• [INSTRUCTIONS FOR THE TASK]: From the entries below, gather each line containing the word "Köln".

Data entries:
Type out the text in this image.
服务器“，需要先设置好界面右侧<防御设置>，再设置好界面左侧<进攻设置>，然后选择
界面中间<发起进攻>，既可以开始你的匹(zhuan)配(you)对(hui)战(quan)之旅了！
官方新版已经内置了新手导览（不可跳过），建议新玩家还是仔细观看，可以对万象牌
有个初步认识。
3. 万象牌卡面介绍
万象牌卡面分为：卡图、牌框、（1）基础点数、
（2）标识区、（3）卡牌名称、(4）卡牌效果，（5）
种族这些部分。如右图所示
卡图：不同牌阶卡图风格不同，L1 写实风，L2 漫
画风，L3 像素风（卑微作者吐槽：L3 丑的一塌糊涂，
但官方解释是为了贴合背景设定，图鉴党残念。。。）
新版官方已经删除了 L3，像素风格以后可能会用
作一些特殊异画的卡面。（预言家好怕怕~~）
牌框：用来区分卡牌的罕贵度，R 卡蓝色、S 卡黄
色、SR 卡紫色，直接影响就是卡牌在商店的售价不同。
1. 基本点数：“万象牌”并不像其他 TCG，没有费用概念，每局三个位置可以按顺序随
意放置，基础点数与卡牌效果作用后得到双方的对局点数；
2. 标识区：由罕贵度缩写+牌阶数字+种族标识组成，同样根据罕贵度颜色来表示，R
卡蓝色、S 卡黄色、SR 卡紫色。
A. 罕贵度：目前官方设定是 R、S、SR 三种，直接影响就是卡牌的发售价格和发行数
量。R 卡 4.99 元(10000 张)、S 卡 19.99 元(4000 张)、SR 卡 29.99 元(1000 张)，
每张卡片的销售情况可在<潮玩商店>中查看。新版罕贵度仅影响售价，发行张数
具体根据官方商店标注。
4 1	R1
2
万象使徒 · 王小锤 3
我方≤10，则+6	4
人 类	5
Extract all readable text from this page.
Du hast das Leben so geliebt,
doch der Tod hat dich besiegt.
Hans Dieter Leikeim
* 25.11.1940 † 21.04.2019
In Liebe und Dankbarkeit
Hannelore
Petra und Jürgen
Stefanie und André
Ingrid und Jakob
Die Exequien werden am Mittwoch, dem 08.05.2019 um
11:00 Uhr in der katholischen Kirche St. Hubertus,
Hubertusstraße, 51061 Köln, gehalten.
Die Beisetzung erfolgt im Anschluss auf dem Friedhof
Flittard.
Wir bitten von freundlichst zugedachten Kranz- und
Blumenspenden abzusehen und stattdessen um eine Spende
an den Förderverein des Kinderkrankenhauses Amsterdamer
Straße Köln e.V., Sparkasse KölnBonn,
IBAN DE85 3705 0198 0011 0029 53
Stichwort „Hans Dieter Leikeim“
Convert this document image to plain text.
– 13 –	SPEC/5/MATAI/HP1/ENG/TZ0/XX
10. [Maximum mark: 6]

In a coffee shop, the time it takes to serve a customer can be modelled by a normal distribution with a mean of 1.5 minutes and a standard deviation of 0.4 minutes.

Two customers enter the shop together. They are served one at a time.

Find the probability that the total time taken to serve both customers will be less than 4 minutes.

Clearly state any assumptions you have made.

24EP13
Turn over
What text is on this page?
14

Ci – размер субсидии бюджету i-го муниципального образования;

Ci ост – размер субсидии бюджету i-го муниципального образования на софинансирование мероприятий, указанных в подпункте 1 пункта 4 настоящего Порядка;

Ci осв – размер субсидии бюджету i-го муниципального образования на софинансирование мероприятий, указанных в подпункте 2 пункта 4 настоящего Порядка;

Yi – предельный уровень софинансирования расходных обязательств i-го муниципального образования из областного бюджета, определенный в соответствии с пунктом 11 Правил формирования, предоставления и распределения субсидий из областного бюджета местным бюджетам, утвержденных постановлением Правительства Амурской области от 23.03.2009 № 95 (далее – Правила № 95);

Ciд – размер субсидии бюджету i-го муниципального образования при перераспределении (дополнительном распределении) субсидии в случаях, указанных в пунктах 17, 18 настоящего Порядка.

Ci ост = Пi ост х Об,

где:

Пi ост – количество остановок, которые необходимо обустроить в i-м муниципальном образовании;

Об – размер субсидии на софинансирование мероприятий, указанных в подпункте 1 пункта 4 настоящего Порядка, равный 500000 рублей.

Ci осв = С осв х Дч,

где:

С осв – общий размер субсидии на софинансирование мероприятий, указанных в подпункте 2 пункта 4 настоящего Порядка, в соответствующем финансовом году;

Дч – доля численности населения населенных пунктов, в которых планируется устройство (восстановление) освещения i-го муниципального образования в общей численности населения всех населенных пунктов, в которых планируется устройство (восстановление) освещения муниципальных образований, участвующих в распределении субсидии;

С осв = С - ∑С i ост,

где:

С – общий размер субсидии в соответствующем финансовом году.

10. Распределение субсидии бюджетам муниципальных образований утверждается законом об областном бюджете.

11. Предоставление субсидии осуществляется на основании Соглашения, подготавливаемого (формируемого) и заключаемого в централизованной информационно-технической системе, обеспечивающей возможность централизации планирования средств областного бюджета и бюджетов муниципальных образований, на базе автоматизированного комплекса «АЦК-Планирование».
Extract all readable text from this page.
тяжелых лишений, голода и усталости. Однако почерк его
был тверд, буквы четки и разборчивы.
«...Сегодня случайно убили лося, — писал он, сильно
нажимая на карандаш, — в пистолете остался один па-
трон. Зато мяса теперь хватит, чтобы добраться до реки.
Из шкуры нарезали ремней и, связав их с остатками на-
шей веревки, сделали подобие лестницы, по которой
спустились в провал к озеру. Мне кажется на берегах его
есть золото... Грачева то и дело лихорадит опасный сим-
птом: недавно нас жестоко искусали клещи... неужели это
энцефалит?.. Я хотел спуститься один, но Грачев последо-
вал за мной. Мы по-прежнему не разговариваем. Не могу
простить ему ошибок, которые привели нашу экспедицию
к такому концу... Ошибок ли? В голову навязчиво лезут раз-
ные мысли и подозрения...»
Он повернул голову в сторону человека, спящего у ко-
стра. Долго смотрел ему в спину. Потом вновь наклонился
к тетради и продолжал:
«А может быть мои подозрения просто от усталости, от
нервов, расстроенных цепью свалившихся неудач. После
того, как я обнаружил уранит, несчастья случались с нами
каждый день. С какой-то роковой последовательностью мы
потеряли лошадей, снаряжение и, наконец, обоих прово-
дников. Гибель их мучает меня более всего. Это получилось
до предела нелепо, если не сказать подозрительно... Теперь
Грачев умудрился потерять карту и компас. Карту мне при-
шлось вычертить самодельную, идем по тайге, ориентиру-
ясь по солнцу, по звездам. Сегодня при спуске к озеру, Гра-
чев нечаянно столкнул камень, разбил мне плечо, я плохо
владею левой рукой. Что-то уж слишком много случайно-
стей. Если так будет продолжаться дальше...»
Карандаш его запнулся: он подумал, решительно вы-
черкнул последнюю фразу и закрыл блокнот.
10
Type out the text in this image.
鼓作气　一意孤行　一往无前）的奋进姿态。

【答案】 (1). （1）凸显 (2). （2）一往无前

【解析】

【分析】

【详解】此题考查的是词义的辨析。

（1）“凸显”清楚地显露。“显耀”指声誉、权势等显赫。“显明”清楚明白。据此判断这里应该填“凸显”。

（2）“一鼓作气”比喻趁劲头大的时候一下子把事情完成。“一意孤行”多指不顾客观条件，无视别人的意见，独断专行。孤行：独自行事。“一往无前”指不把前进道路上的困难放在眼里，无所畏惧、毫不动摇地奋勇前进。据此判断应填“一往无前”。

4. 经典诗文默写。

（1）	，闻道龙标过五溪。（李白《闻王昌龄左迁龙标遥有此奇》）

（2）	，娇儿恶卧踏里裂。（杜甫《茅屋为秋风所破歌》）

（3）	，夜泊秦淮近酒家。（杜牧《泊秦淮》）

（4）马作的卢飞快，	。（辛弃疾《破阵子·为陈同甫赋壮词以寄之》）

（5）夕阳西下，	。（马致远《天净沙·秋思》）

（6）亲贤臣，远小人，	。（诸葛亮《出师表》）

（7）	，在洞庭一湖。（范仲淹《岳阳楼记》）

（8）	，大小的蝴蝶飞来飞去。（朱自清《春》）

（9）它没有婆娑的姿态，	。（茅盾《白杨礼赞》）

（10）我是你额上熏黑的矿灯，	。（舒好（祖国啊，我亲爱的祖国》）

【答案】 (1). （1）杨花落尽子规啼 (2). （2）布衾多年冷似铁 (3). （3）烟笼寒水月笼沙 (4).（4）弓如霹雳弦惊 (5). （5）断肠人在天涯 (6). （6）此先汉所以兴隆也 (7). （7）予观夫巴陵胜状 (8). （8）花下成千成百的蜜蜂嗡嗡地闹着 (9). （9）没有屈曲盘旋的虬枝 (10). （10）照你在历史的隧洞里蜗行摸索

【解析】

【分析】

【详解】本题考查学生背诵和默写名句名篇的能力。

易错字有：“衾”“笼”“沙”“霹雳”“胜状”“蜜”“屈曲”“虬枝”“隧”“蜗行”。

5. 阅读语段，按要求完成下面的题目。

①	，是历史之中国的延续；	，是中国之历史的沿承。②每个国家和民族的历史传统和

• [OUTPUT OF THE EXERCISE]:
Hubertusstraße, 51061 Köln, gehalten.
Straße Köln e.V., Sparkasse KölnBonn,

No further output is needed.